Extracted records
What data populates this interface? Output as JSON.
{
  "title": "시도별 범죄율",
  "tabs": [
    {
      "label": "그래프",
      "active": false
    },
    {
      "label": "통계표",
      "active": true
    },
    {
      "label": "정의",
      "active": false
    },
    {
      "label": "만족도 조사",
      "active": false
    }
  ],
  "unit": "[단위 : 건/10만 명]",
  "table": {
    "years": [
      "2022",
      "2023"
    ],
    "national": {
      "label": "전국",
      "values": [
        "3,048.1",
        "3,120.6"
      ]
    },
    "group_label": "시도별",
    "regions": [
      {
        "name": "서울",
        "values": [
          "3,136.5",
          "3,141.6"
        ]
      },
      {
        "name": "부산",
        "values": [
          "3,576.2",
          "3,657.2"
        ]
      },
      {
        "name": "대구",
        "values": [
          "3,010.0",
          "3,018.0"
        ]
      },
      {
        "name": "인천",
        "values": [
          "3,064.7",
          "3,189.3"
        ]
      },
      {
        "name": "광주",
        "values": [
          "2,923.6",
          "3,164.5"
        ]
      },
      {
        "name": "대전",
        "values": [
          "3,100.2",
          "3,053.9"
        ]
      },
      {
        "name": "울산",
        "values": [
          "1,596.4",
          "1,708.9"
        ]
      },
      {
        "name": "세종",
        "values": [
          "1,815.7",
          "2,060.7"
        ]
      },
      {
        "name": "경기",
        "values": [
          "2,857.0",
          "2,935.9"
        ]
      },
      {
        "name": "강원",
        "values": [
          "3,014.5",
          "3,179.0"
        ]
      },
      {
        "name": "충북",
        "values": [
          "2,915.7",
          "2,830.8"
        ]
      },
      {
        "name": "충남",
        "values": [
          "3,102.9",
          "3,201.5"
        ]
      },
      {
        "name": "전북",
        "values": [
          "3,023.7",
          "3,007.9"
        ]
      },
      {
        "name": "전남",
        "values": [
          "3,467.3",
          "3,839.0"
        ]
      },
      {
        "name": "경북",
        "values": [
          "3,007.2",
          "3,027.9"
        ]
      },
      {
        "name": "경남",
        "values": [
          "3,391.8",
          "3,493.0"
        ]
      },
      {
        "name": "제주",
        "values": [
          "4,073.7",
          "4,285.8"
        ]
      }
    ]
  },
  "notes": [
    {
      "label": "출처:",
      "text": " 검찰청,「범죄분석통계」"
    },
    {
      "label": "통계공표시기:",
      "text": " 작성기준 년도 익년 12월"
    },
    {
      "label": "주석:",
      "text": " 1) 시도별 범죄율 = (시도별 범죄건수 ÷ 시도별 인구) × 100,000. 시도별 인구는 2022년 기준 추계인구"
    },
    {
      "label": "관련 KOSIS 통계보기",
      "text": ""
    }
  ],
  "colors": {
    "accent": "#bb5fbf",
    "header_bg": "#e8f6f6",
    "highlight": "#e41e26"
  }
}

### WORK TO COMPLETE
Gather all lines from the listing above in which "text" occurs.

### FINAL ANSWER
      "text": " 검찰청,「범죄분석통계」"
      "text": " 작성기준 년도 익년 12월"
      "text": " 1) 시도별 범죄율 = (시도별 범죄건수 ÷ 시도별 인구) × 100,000. 시도별 인구는 2022년 기준 추계인구"
      "text": ""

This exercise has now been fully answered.